▸ **Job**:
Each entry below should be reproduced character for character.

▸ **Raw records**:
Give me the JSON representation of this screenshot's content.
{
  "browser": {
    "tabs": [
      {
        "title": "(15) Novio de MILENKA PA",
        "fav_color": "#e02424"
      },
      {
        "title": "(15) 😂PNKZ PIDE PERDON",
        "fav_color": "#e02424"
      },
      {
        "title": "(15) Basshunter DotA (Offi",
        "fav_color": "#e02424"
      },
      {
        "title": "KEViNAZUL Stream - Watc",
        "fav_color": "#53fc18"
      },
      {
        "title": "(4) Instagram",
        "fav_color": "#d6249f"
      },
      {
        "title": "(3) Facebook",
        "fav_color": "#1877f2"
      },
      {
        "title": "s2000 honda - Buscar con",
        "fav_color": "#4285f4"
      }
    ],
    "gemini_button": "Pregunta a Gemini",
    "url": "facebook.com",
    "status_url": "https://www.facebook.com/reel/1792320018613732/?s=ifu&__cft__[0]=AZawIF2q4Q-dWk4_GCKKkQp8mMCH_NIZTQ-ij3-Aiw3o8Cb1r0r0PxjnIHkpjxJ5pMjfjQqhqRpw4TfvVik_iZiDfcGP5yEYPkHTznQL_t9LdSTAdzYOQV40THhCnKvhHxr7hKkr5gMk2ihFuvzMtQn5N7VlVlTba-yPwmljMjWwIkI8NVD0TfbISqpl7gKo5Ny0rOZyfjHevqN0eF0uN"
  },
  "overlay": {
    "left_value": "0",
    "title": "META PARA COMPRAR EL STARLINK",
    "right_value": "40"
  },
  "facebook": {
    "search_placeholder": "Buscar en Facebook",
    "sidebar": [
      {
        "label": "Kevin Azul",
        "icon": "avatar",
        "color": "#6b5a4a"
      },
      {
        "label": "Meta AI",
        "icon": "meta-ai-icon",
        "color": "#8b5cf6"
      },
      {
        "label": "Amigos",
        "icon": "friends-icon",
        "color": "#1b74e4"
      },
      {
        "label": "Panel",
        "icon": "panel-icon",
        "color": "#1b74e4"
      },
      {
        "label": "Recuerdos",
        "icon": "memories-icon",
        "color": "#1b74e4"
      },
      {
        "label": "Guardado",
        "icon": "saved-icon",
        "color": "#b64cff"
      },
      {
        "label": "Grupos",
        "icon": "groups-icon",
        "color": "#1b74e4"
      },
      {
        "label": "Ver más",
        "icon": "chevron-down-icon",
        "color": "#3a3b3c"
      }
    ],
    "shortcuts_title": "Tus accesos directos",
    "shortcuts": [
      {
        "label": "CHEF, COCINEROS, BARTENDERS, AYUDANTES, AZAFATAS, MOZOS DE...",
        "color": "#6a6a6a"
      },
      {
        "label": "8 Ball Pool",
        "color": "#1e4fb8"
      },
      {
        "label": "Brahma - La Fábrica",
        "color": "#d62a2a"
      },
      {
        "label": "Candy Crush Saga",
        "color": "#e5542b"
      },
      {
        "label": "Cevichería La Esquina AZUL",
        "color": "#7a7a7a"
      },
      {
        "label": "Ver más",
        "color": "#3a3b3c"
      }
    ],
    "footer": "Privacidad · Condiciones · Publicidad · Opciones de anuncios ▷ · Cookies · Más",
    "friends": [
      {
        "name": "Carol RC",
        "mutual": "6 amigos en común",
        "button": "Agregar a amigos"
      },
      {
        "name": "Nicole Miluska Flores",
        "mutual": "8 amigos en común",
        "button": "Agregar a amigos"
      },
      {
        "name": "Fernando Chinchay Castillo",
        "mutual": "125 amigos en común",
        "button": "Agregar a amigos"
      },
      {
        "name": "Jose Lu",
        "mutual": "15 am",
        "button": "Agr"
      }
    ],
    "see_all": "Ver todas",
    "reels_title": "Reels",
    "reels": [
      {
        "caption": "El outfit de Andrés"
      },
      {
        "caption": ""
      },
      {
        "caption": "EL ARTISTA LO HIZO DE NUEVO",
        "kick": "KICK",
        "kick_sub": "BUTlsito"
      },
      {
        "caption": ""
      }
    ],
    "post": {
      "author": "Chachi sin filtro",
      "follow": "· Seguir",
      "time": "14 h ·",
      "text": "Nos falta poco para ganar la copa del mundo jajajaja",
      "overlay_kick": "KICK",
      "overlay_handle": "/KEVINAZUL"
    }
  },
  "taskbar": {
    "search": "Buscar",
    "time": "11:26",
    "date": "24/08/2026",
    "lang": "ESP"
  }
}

▸ **Exercise answer**:
Give me the JSON representation of this screenshot's content.
{
  "browser": {
    "tabs": [
      {
        "title": "(15) Novio de MILENKA PA",
        "fav_color": "#e02424"
      },
      {
        "title": "(15) 😂PNKZ PIDE PERDON",
        "fav_color": "#e02424"
      },
      {
        "title": "(15) Basshunter DotA (Offi",
        "fav_color": "#e02424"
      },
      {
        "title": "KEViNAZUL Stream - Watc",
        "fav_color": "#53fc18"
      },
      {
        "title": "(4) Instagram",
        "fav_color": "#d6249f"
      },
      {
        "title": "(3) Facebook",
        "fav_color": "#1877f2"
      },
      {
        "title": "s2000 honda - Buscar con",
        "fav_color": "#4285f4"
      }
    ],
    "gemini_button": "Pregunta a Gemini",
    "url": "facebook.com",
    "status_url": "https://www.facebook.com/reel/1792320018613732/?s=ifu&__cft__[0]=AZawIF2q4Q-dWk4_GCKKkQp8mMCH_NIZTQ-ij3-Aiw3o8Cb1r0r0PxjnIHkpjxJ5pMjfjQqhqRpw4TfvVik_iZiDfcGP5yEYPkHTznQL_t9LdSTAdzYOQV40THhCnKvhHxr7hKkr5gMk2ihFuvzMtQn5N7VlVlTba-yPwmljMjWwIkI8NVD0TfbISqpl7gKo5Ny0rOZyfjHevqN0eF0uN"
  },
  "overlay": {
    "left_value": "0",
    "title": "META PARA COMPRAR EL STARLINK",
    "right_value": "40"
  },
  "facebook": {
    "search_placeholder": "Buscar en Facebook",
    "sidebar": [
      {
        "label": "Kevin Azul",
        "icon": "avatar",
        "color": "#6b5a4a"
      },
      {
        "label": "Meta AI",
        "icon": "meta-ai-icon",
        "color": "#8b5cf6"
      },
      {
        "label": "Amigos",
        "icon": "friends-icon",
        "color": "#1b74e4"
      },
      {
        "label": "Panel",
        "icon": "panel-icon",
        "color": "#1b74e4"
      },
      {
        "label": "Recuerdos",
        "icon": "memories-icon",
        "color": "#1b74e4"
      },
      {
        "label": "Guardado",
        "icon": "saved-icon",
        "color": "#b64cff"
      },
      {
        "label": "Grupos",
        "icon": "groups-icon",
        "color": "#1b74e4"
      },
      {
        "label": "Ver más",
        "icon": "chevron-down-icon",
        "color": "#3a3b3c"
      }
    ],
    "shortcuts_title": "Tus accesos directos",
    "shortcuts": [
      {
        "label": "CHEF, COCINEROS, BARTENDERS, AYUDANTES, AZAFATAS, MOZOS DE...",
        "color": "#6a6a6a"
      },
      {
        "label": "8 Ball Pool",
        "color": "#1e4fb8"
      },
      {
        "label": "Brahma - La Fábrica",
        "color": "#d62a2a"
      },
      {
        "label": "Candy Crush Saga",
        "color": "#e5542b"
      },
      {
        "label": "Cevichería La Esquina AZUL",
        "color": "#7a7a7a"
      },
      {
        "label": "Ver más",
        "color": "#3a3b3c"
      }
    ],
    "footer": "Privacidad · Condiciones · Publicidad · Opciones de anuncios ▷ · Cookies · Más",
    "friends": [
      {
        "name": "Carol RC",
        "mutual": "6 amigos en común",
        "button": "Agregar a amigos"
      },
      {
        "name": "Nicole Miluska Flores",
        "mutual": "8 amigos en común",
        "button": "Agregar a amigos"
      },
      {
        "name": "Fernando Chinchay Castillo",
        "mutual": "125 amigos en común",
        "button": "Agregar a amigos"
      },
      {
        "name": "Jose Lu",
        "mutual": "15 am",
        "button": "Agr"
      }
    ],
    "see_all": "Ver todas",
    "reels_title": "Reels",
    "reels": [
      {
        "caption": "El outfit de Andrés"
      },
      {
        "caption": ""
      },
      {
        "caption": "EL ARTISTA LO HIZO DE NUEVO",
        "kick": "KICK",
        "kick_sub": "BUTlsito"
      },
      {
        "caption": ""
      }
    ],
    "post": {
      "author": "Chachi sin filtro",
      "follow": "· Seguir",
      "time": "14 h ·",
      "text": "Nos falta poco para ganar la copa del mundo jajajaja",
      "overlay_kick": "KICK",
      "overlay_handle": "/KEVINAZUL"
    }
  },
  "taskbar": {
    "search": "Buscar",
    "time": "11:26",
    "date": "24/08/2026",
    "lang": "ESP"
  }
}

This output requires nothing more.